▸ What the task requires
Return each line holding the string "Population".

▸ Exercise materials

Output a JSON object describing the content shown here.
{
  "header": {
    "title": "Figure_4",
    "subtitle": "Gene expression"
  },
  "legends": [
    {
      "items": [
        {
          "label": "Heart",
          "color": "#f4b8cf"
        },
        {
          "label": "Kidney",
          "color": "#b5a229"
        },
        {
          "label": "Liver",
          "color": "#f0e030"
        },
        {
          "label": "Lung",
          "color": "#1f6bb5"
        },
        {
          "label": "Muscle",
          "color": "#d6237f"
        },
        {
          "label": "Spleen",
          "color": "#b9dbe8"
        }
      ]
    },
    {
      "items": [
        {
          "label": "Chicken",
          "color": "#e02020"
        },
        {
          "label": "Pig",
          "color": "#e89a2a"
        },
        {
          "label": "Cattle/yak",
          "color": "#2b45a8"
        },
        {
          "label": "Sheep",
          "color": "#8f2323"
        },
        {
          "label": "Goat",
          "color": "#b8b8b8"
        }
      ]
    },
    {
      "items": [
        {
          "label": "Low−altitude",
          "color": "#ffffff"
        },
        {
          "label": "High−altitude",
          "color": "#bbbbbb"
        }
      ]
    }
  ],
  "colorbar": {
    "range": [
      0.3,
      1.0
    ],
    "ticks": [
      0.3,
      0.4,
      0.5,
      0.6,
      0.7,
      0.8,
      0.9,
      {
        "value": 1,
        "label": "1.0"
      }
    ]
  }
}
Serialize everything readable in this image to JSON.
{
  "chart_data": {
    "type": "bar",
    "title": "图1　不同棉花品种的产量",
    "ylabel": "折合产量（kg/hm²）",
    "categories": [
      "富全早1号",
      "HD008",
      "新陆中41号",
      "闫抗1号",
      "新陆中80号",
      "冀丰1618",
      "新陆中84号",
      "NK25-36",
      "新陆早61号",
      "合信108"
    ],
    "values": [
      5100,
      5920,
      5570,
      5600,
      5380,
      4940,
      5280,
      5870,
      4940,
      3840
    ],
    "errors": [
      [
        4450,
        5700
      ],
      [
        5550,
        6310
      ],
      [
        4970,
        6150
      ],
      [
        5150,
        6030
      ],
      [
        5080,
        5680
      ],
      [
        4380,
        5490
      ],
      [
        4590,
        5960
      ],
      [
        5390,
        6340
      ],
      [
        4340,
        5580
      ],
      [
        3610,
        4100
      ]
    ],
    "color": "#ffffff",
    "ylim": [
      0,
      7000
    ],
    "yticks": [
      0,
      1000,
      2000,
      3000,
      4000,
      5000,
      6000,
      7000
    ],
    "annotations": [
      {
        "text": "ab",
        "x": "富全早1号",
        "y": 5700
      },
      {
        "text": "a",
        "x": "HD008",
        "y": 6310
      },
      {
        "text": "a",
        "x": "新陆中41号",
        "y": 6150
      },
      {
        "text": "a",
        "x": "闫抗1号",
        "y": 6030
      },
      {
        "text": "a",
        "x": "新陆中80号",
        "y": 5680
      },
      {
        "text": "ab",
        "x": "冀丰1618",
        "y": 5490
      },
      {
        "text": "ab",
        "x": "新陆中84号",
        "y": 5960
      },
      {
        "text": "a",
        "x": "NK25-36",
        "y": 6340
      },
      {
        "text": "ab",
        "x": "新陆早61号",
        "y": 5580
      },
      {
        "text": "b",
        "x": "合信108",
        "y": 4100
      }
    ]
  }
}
--
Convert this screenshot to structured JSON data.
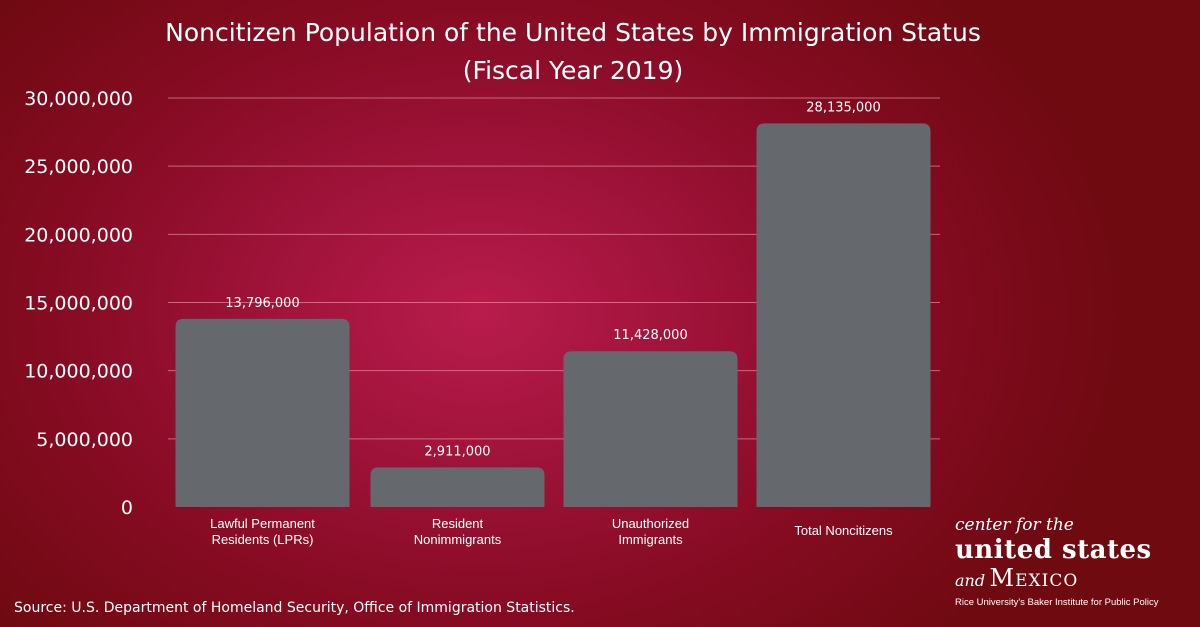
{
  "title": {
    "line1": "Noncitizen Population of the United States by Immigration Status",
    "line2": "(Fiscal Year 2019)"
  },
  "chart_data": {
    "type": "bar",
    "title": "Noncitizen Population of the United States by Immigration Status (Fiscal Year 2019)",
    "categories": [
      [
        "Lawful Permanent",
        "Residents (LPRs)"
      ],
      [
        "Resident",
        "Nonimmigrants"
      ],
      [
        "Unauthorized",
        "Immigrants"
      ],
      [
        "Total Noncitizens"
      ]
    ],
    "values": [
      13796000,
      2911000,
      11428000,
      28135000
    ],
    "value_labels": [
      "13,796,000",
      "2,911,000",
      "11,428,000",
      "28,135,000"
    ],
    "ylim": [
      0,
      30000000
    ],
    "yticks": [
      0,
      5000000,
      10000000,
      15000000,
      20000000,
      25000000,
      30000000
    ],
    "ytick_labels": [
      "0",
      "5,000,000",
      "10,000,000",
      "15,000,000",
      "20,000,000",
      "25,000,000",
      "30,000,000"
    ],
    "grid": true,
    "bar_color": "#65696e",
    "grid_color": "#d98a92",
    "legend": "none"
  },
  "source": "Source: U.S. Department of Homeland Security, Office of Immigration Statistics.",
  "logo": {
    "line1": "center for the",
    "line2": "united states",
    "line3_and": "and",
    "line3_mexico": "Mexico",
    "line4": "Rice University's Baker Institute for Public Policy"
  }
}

▸ The reply
    "line1": "Noncitizen Population of the United States by Immigration Status",
    "title": "Noncitizen Population of the United States by Immigration Status (Fiscal Year 2019)",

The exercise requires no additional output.